→ **TASKS AND EXERCISES**:
• 1. According to the blog post, how long did its writer live in York?
• 2. Continue the blog post on writing and York, starting after its last sentence.

→ **READING PASSAGE**:
((

Flowers of Time has had another few thousand words, but I’m still sidetracked by Katie Hickman’s She-Merchants, Buccaneers and Gentlewomen and feel like I need to get that under my belt before I write any more. I’m writing completely outside both my historical period and my geographical area and I don’t want to mess either up.

This month promises to be more of the same, hopefully with less opportunities for prevarication. Watch this space!

 

 

York: Roman, Medieval, Viking. And geese.

I lived in York for three years during college. It’s a beautiful city, small and full of history. My degree was a joint effort in history and archaeology and it was a privilege to just be able to wander round and soak up all the different eras.

I kept a narrow focus on medieval Britain in my studies and retrospectively I wish I’d been more open to learning about other parts of the world. There seemed so much to learn about my own country though – and I wanted to know it all.

))

→ **THE DATA**:

((

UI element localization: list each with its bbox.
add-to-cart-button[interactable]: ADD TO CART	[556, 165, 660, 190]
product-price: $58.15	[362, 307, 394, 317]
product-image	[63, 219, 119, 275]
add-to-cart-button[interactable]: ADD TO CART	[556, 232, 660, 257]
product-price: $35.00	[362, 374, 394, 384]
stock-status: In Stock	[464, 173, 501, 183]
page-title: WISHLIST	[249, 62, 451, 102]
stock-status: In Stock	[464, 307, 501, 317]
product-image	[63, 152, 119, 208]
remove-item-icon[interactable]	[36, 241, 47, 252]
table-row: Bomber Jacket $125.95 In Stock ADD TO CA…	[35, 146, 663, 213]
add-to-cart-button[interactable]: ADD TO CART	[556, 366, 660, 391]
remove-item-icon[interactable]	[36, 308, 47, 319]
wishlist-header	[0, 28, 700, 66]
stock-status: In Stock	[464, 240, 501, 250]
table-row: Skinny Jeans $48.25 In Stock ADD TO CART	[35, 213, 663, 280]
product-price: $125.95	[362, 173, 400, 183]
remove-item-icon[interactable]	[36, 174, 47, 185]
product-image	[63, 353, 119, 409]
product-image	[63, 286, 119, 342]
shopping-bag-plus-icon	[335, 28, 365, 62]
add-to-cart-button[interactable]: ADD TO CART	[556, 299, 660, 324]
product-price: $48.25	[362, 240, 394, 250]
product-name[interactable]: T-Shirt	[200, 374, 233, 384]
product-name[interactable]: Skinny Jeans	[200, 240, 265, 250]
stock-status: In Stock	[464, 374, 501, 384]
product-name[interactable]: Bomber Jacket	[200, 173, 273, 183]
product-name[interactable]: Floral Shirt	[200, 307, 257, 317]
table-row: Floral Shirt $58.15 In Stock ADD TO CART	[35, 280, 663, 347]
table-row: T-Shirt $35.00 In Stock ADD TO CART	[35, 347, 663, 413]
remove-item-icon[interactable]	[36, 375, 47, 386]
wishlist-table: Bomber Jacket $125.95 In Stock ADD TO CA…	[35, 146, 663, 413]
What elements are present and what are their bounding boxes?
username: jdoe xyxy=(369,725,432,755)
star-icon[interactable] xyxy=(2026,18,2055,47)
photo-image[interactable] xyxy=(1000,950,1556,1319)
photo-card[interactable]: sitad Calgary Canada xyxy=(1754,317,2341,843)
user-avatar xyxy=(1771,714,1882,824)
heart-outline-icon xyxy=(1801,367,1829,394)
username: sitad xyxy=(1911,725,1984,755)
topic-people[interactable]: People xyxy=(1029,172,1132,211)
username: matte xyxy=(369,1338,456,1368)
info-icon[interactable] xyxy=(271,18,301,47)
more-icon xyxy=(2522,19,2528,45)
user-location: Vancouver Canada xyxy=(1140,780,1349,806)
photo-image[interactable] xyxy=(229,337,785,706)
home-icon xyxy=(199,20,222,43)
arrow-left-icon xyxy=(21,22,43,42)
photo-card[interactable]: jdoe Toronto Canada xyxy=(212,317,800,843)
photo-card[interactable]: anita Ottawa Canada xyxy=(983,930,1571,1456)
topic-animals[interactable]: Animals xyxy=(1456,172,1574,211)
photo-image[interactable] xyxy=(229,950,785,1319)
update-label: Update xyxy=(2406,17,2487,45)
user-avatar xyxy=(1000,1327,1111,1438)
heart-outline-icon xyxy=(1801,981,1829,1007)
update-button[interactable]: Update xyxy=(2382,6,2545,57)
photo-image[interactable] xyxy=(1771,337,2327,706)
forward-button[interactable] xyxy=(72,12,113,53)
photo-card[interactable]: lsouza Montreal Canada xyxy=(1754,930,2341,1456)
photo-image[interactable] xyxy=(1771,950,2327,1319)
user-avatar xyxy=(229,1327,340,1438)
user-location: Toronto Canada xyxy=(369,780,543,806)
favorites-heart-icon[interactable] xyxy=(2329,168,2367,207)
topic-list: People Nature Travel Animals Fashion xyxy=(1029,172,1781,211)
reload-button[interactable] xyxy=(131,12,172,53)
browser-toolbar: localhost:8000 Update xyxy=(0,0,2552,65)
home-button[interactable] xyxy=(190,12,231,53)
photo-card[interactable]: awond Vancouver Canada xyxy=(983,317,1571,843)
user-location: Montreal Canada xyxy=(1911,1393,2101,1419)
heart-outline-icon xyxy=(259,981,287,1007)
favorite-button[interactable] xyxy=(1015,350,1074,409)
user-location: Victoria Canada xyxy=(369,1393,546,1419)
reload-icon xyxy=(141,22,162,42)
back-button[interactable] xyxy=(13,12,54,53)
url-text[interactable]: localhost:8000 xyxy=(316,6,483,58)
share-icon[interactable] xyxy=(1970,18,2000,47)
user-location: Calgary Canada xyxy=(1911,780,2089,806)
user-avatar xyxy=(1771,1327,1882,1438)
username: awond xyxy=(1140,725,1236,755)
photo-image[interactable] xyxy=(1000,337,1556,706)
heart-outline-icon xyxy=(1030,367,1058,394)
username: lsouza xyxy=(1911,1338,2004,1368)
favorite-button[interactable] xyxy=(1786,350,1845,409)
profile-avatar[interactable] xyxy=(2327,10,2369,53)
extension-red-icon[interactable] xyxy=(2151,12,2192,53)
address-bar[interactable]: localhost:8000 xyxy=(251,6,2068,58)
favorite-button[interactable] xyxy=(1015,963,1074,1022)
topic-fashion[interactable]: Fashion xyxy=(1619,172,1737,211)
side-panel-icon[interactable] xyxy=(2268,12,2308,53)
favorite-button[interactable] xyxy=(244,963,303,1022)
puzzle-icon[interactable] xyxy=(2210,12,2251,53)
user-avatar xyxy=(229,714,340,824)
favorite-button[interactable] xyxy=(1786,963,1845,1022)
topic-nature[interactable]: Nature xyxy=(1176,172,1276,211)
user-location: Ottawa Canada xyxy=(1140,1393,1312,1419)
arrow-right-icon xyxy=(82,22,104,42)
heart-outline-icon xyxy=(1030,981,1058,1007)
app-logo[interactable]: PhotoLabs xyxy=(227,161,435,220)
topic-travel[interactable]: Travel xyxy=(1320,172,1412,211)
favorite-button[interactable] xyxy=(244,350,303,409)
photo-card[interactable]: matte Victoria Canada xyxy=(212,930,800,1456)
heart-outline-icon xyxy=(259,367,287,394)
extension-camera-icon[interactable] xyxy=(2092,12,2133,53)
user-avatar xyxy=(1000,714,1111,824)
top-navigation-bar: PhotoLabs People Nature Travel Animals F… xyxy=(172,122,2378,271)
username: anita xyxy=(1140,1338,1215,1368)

))

→ **YOUR RESPONSES**:
• 1. Three years, during college.

• 2.
I have very little interest in Kings-and-Queen type history, or even political history. It’s the day to day minutiae that interests me. What did people eat for breakfast? How did they repair their shoes? How did you keep warm in winter? How long did it take to walk from one place to another? York is chock-full of museums, you can’t chuck a rock without hitting one. And they’re all fascinating. But the things that fascinate me most are the little things. The faces on the gargoyles and grotesques in the Minster – are they carved in anyone’s likeness? How long did each one take to make? Or taking a walk along the walls or down The Shambles and thinking about all the people over the last couple of thousand years who have done the same. What were they thinking? Where were they going?

Pondering these questions in part has led me to where I am writing today. I like writing about people, rather than situations. Yes, my stories have situations in them, because doh, that’s life. But it’s how my characters work things out, how they deal with the day to day minutiae of living that drives me forward.

Despite all its grandeur and all its opportunity for historical and archaeological research, my main memory of York is of the waterfowl on the university campus grounds.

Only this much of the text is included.